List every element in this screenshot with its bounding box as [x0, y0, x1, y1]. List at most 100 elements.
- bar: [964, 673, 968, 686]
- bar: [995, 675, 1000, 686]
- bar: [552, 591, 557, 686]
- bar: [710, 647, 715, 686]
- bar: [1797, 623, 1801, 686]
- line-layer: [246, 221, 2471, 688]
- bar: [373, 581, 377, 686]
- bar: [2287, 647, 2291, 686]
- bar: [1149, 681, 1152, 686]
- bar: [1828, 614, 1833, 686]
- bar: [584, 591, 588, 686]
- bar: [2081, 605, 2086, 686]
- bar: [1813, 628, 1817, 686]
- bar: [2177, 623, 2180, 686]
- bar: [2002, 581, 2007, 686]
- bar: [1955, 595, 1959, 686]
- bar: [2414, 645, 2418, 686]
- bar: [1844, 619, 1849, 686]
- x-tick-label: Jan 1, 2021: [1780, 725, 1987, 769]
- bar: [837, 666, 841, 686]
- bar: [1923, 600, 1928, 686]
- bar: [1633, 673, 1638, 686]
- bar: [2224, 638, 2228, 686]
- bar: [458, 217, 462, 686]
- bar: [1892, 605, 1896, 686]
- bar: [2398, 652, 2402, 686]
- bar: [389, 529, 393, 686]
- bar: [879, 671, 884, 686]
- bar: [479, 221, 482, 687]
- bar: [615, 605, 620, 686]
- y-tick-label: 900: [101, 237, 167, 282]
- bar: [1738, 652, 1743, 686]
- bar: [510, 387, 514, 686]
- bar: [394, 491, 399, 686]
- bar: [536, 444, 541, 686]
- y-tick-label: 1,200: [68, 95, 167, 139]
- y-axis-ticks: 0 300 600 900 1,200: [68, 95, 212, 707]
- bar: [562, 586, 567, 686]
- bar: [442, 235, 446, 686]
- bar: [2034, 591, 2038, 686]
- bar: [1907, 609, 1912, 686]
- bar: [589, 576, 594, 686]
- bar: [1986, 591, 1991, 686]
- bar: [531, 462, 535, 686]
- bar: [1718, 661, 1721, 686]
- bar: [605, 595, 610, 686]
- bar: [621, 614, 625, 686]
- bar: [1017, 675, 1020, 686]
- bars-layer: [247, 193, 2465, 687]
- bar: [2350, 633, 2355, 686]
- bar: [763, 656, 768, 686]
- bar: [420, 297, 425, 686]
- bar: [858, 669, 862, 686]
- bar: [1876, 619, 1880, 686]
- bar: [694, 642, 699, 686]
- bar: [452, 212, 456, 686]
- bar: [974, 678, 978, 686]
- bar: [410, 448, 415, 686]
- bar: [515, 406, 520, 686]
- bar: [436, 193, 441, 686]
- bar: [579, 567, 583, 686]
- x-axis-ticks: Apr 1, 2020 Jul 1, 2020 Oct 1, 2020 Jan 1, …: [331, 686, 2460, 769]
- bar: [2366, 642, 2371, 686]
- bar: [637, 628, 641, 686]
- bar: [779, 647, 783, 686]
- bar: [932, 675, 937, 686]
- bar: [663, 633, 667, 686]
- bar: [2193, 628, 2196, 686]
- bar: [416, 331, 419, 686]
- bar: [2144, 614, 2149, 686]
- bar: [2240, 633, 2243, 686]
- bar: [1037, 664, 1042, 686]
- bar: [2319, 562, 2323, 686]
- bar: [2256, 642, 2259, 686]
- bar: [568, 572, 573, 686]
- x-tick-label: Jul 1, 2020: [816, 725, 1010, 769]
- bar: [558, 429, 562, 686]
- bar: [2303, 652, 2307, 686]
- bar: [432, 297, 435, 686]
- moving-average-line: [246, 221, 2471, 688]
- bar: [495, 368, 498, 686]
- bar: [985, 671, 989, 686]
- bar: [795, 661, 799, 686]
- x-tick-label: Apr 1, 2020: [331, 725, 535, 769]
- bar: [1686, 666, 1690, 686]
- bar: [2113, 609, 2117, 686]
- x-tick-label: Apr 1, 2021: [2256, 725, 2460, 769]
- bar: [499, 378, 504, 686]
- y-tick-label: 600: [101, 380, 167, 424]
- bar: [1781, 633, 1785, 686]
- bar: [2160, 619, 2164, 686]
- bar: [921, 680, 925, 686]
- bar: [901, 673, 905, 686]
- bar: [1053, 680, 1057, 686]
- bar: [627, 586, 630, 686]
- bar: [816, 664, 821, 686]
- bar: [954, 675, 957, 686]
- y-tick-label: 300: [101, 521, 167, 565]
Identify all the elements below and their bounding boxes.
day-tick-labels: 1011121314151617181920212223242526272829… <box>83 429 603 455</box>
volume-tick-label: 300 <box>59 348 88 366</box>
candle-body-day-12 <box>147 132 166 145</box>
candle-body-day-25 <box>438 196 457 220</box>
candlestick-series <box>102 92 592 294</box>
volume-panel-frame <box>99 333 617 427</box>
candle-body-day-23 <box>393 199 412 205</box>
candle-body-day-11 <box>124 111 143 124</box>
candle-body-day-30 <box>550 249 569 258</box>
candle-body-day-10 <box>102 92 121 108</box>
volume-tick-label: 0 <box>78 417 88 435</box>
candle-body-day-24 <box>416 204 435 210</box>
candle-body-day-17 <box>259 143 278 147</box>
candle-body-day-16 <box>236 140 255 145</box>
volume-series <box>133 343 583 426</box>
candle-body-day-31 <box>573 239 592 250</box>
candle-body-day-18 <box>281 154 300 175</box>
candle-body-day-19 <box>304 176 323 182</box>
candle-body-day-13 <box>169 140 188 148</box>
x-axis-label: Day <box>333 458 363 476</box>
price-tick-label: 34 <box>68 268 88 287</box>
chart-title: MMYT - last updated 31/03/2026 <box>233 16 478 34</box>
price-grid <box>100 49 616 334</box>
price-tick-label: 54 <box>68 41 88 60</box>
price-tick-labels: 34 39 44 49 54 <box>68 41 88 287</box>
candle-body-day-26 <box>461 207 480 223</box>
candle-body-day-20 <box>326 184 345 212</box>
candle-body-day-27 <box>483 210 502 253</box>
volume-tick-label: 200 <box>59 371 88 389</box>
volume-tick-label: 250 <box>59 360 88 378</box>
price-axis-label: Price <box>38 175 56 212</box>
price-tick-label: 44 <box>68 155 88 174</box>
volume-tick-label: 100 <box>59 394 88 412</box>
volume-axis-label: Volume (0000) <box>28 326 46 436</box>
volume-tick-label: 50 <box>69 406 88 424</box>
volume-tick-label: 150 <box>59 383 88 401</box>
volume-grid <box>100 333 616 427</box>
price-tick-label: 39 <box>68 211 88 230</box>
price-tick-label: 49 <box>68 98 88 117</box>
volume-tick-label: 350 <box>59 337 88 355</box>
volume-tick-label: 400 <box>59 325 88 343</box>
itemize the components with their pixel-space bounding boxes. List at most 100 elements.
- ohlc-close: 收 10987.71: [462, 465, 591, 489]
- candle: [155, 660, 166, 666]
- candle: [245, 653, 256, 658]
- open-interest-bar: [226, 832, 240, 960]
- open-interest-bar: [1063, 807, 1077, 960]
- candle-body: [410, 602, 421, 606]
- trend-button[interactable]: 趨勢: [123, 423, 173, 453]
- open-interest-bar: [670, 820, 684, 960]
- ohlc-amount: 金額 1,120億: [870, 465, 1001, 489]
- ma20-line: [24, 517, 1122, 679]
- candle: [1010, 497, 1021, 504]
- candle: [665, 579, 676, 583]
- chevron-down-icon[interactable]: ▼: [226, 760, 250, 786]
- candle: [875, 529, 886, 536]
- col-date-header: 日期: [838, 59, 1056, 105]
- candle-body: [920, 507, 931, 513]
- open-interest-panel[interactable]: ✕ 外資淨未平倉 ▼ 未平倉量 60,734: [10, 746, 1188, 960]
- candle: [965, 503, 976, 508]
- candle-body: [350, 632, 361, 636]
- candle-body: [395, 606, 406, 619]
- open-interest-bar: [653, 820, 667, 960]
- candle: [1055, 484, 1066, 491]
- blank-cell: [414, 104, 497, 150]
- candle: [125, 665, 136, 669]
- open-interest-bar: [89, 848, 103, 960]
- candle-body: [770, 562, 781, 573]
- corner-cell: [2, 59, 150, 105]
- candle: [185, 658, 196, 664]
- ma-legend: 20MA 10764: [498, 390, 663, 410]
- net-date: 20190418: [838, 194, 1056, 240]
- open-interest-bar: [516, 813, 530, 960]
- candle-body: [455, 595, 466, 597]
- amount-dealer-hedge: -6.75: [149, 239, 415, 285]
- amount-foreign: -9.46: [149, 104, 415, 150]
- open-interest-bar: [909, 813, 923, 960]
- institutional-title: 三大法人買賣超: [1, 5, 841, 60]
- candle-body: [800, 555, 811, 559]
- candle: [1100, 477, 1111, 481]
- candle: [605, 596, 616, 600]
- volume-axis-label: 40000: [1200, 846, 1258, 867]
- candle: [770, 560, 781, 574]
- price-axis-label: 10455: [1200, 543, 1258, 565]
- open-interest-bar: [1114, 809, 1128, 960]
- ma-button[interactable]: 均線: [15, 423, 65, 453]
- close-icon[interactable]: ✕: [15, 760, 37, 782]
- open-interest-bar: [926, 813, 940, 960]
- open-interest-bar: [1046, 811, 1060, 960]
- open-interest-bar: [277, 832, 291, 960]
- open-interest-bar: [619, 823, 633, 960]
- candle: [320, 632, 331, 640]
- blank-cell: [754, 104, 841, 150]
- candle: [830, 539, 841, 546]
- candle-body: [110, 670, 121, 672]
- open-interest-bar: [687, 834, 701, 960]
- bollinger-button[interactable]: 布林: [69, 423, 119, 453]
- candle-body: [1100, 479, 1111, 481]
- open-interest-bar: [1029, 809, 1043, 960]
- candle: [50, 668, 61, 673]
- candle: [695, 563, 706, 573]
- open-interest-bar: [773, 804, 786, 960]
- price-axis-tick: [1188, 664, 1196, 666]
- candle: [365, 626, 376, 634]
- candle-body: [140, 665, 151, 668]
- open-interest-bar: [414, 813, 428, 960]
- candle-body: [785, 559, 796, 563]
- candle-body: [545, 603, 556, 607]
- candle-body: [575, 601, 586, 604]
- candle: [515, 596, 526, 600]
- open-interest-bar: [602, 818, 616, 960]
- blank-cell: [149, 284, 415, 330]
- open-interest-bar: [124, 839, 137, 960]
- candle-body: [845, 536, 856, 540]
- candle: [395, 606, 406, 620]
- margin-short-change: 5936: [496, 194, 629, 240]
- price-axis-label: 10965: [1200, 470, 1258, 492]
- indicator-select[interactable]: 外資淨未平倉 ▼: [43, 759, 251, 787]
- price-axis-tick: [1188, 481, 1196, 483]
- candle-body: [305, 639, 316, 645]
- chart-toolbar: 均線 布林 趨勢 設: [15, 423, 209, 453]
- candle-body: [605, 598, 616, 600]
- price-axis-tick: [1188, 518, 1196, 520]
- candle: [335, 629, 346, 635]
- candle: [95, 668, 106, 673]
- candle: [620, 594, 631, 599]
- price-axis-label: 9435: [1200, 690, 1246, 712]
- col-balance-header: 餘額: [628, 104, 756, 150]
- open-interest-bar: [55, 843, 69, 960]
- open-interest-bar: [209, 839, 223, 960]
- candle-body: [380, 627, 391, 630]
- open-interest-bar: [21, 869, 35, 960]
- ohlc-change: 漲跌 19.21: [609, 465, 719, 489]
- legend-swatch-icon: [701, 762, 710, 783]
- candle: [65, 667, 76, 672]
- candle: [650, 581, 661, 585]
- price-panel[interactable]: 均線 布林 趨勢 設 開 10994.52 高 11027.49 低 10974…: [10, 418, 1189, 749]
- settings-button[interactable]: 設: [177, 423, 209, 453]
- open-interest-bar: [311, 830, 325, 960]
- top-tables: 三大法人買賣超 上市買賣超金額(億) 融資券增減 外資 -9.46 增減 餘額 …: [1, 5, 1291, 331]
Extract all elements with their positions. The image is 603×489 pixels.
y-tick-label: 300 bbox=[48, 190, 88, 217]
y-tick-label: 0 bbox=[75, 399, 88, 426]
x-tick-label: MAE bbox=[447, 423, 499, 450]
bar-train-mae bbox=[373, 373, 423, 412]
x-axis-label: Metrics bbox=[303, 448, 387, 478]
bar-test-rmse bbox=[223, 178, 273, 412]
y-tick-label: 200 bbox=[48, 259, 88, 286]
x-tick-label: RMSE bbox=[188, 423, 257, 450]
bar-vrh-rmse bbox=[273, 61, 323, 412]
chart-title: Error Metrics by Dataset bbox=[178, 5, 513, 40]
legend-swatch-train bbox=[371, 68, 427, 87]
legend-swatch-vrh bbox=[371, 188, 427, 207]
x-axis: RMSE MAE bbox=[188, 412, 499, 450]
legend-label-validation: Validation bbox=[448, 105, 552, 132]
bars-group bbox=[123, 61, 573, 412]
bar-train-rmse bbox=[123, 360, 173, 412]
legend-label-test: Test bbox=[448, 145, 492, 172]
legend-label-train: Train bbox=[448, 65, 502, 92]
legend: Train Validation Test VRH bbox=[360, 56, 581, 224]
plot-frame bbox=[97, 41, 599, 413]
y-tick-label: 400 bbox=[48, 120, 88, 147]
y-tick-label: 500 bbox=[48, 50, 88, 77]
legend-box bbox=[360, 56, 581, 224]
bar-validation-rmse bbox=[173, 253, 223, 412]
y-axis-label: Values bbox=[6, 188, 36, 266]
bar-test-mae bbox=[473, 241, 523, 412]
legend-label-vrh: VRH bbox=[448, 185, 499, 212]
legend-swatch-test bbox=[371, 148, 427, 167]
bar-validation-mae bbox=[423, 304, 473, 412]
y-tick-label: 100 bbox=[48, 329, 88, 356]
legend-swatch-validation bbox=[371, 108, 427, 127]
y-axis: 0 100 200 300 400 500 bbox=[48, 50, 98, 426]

__________

Task to complete
Reproduce the items word for word, from the first line through the line containing "- bar: [2287, 647, 2291, 686]", inclusive.

Solution to the exercise
List every element in this screenshot with its bounding box as [x0, y0, x1, y1]. List at most 100 elements.
- bar: [964, 673, 968, 686]
- bar: [995, 675, 1000, 686]
- bar: [552, 591, 557, 686]
- bar: [710, 647, 715, 686]
- bar: [1797, 623, 1801, 686]
- line-layer: [246, 221, 2471, 688]
- bar: [373, 581, 377, 686]
- bar: [2287, 647, 2291, 686]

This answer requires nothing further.